» WRITTEN REQUEST:
Each entry below should be returned exactly as is, with the pictures removed.

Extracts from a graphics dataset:
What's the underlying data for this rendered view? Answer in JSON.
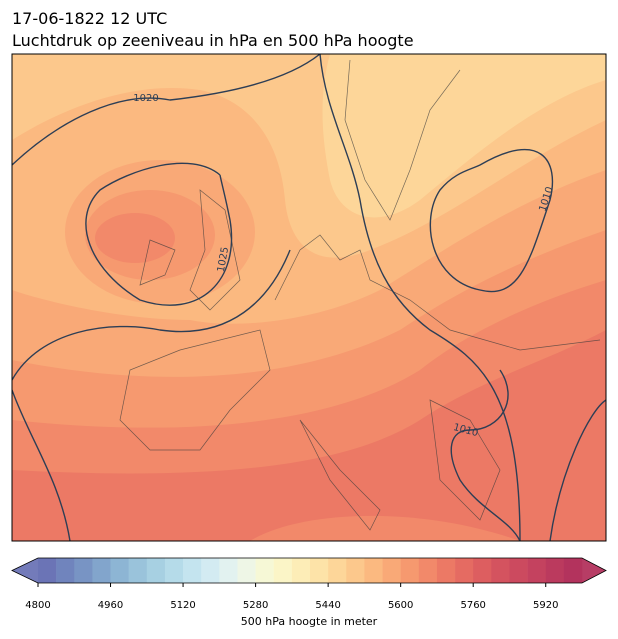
{
  "title": "17-06-1822 12 UTC",
  "subtitle": "Luchtdruk op zeeniveau in hPa en 500 hPa hoogte",
  "map": {
    "contour_labels": [
      1020,
      1010,
      1025,
      1010
    ]
  },
  "colorbar": {
    "label": "500 hPa hoogte in meter",
    "range": [
      4800,
      6000
    ],
    "ticks": [
      4800,
      4960,
      5120,
      5280,
      5440,
      5600,
      5760,
      5920
    ],
    "colors": [
      "#6b74b6",
      "#7084bd",
      "#7894c4",
      "#82a5cc",
      "#8db5d4",
      "#9ac3db",
      "#a7d0e2",
      "#b5dbe9",
      "#c4e4ef",
      "#d3ebf2",
      "#e2f2f0",
      "#eef6e6",
      "#f6f8d6",
      "#fbf5c7",
      "#fdedb7",
      "#fde3a8",
      "#fdd699",
      "#fcc88c",
      "#fbb980",
      "#f9a977",
      "#f6996f",
      "#f2896a",
      "#ec7965",
      "#e56b62",
      "#dd5e60",
      "#d4535f",
      "#cc4a5f",
      "#c4425f",
      "#bb3a5e",
      "#b3335d"
    ]
  }
}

» REPLY:
What's the underlying data for this rendered view? Answer in JSON.
{
  "title": "17-06-1822 12 UTC",
  "subtitle": "Luchtdruk op zeeniveau in hPa en 500 hPa hoogte",
  "map": {
    "contour_labels": [
      1020,
      1010,
      1025,
      1010
    ]
  },
  "colorbar": {
    "label": "500 hPa hoogte in meter",
    "range": [
      4800,
      6000
    ],
    "ticks": [
      4800,
      4960,
      5120,
      5280,
      5440,
      5600,
      5760,
      5920
    ],
    "colors": [
      "#6b74b6",
      "#7084bd",
      "#7894c4",
      "#82a5cc",
      "#8db5d4",
      "#9ac3db",
      "#a7d0e2",
      "#b5dbe9",
      "#c4e4ef",
      "#d3ebf2",
      "#e2f2f0",
      "#eef6e6",
      "#f6f8d6",
      "#fbf5c7",
      "#fdedb7",
      "#fde3a8",
      "#fdd699",
      "#fcc88c",
      "#fbb980",
      "#f9a977",
      "#f6996f",
      "#f2896a",
      "#ec7965",
      "#e56b62",
      "#dd5e60",
      "#d4535f",
      "#cc4a5f",
      "#c4425f",
      "#bb3a5e",
      "#b3335d"
    ]
  }
}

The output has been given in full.